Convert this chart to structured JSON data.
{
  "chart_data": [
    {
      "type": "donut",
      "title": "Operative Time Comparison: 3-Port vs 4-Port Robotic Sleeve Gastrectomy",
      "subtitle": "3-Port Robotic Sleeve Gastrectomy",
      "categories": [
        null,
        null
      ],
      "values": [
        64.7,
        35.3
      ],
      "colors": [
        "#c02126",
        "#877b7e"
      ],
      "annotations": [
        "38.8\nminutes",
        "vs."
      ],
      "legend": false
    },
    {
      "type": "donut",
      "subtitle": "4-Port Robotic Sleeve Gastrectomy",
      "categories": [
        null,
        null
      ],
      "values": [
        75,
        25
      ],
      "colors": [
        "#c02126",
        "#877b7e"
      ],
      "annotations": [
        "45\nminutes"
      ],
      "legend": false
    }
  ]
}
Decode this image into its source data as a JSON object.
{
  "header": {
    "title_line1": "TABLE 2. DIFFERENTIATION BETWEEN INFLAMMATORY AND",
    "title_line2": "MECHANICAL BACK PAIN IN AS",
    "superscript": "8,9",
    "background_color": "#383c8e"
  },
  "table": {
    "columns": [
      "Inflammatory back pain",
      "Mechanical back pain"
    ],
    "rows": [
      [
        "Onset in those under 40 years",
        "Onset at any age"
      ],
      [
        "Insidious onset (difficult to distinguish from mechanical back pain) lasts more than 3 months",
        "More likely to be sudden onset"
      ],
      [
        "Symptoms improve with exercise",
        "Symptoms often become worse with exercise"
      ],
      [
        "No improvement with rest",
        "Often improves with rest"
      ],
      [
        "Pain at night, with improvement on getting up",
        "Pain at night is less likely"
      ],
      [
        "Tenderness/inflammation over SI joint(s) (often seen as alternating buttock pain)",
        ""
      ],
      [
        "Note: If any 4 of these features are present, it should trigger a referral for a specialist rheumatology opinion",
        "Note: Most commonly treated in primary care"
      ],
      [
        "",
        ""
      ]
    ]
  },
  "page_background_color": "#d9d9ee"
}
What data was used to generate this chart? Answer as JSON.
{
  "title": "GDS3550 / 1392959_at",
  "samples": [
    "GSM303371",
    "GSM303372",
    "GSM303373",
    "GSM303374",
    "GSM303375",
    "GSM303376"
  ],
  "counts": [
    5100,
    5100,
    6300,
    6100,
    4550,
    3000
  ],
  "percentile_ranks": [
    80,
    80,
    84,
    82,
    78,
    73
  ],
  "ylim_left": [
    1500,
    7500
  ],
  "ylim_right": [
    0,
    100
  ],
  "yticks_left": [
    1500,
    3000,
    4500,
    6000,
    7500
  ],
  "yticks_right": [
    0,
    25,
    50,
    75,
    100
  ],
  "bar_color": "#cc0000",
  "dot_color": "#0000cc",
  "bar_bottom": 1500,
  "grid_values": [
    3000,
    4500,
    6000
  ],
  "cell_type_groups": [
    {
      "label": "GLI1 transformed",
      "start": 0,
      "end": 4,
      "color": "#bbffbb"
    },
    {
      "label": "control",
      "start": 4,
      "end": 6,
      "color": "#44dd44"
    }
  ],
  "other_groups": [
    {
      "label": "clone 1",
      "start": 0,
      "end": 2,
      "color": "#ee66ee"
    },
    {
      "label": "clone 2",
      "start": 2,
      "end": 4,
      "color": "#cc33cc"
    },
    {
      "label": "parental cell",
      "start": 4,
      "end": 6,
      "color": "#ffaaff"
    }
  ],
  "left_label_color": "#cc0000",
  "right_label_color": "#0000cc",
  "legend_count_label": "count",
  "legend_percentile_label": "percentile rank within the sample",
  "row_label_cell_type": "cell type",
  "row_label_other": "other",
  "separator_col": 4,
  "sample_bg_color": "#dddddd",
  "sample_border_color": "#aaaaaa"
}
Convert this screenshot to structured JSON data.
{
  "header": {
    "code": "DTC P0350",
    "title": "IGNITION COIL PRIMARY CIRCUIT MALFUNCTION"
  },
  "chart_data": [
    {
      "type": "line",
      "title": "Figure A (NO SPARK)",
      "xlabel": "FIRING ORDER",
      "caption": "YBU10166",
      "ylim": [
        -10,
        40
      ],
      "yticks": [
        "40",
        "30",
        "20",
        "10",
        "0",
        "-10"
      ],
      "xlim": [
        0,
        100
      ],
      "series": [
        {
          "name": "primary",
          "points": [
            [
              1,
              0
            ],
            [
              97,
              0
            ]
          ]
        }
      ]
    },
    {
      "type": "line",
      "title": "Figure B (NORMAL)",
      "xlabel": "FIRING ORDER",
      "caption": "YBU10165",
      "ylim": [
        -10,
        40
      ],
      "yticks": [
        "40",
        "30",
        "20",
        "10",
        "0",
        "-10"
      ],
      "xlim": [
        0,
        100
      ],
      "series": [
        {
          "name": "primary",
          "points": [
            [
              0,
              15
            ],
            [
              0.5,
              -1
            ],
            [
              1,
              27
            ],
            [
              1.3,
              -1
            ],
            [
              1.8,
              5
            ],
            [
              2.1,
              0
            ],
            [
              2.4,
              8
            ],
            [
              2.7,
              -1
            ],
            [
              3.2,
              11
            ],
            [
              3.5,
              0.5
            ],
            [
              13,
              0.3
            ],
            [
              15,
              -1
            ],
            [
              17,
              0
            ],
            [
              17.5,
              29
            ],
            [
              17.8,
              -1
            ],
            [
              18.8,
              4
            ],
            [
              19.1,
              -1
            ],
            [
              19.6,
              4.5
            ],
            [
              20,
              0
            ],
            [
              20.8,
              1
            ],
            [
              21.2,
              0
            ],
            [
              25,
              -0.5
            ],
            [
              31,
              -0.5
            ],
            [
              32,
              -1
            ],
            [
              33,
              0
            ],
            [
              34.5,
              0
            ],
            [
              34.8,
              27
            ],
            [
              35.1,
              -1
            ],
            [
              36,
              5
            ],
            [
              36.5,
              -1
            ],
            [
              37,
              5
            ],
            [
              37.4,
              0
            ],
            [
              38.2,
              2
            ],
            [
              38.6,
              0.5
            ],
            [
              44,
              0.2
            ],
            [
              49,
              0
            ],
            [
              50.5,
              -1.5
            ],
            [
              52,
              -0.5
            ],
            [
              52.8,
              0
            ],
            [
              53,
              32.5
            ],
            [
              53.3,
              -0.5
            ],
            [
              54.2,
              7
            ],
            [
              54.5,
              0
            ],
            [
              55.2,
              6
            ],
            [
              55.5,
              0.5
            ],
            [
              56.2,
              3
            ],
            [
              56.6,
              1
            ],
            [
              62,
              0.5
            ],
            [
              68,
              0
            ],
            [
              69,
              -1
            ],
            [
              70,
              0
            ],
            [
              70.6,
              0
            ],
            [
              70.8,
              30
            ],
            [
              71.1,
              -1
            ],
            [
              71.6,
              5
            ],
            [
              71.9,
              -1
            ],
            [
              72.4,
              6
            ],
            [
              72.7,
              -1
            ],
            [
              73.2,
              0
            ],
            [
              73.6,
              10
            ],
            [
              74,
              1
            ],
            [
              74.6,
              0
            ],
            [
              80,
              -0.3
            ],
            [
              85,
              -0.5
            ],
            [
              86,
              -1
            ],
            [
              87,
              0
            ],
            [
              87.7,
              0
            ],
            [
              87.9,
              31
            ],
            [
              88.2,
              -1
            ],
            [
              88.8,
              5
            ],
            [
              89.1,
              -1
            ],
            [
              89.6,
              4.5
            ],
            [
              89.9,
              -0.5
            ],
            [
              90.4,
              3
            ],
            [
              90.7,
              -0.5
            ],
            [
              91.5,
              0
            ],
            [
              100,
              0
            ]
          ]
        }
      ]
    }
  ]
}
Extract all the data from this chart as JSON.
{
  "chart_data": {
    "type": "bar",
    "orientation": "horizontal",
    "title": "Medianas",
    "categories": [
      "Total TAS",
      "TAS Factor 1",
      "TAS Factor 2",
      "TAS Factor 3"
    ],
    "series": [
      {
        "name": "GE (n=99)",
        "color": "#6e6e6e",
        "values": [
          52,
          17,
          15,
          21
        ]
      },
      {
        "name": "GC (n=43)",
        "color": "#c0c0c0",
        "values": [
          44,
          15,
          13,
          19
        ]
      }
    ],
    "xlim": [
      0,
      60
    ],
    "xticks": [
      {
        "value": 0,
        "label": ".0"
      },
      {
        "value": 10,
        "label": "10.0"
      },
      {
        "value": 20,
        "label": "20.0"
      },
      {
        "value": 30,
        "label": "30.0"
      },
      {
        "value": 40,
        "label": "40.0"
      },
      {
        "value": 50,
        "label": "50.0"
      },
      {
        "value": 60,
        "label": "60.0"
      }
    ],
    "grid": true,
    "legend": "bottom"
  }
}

+++

◆ Objective ◆
Identify how many lines in the entries above contain the word "night" and provide only that figure.

◆ Exercise output ◆
2